Return every line below as is, leaving out the pictures.

*** MATERIAL FOR THE TASK

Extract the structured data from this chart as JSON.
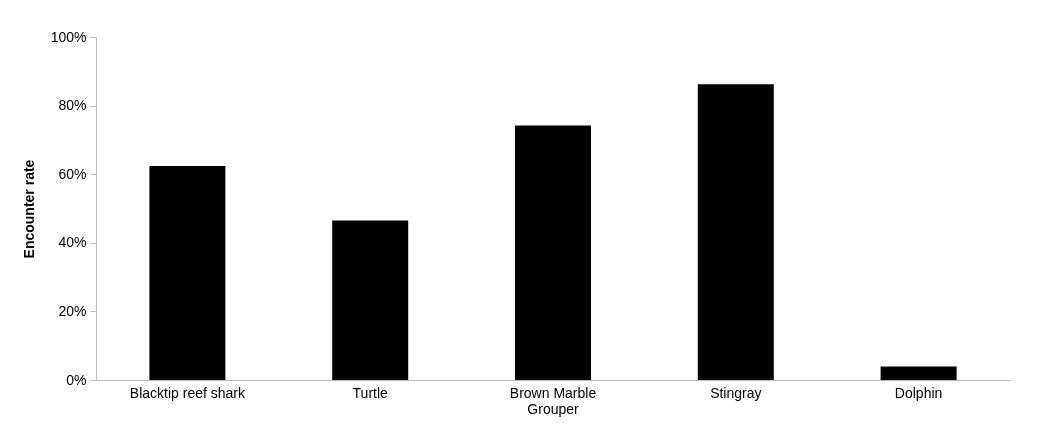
{
  "chart_data": {
    "type": "bar",
    "ylabel": "Encounter rate",
    "categories": [
      "Blacktip reef shark",
      "Turtle",
      "Brown Marble Grouper",
      "Stingray",
      "Dolphin"
    ],
    "values": [
      62.4,
      46.5,
      74.2,
      86.2,
      3.9
    ],
    "color": "#000000",
    "ylim": [
      0,
      100
    ],
    "yticks": [
      {
        "value": 0,
        "label": "0%"
      },
      {
        "value": 20,
        "label": "20%"
      },
      {
        "value": 40,
        "label": "40%"
      },
      {
        "value": 60,
        "label": "60%"
      },
      {
        "value": 80,
        "label": "80%"
      },
      {
        "value": 100,
        "label": "100%"
      }
    ],
    "grid": false
  }
}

******

_FULL OUTPUT_.
Extract the structured data from this chart as JSON.
{
  "chart_data": {
    "type": "bar",
    "ylabel": "Encounter rate",
    "categories": [
      "Blacktip reef shark",
      "Turtle",
      "Brown Marble Grouper",
      "Stingray",
      "Dolphin"
    ],
    "values": [
      62.4,
      46.5,
      74.2,
      86.2,
      3.9
    ],
    "color": "#000000",
    "ylim": [
      0,
      100
    ],
    "yticks": [
      {
        "value": 0,
        "label": "0%"
      },
      {
        "value": 20,
        "label": "20%"
      },
      {
        "value": 40,
        "label": "40%"
      },
      {
        "value": 60,
        "label": "60%"
      },
      {
        "value": 80,
        "label": "80%"
      },
      {
        "value": 100,
        "label": "100%"
      }
    ],
    "grid": false
  }
}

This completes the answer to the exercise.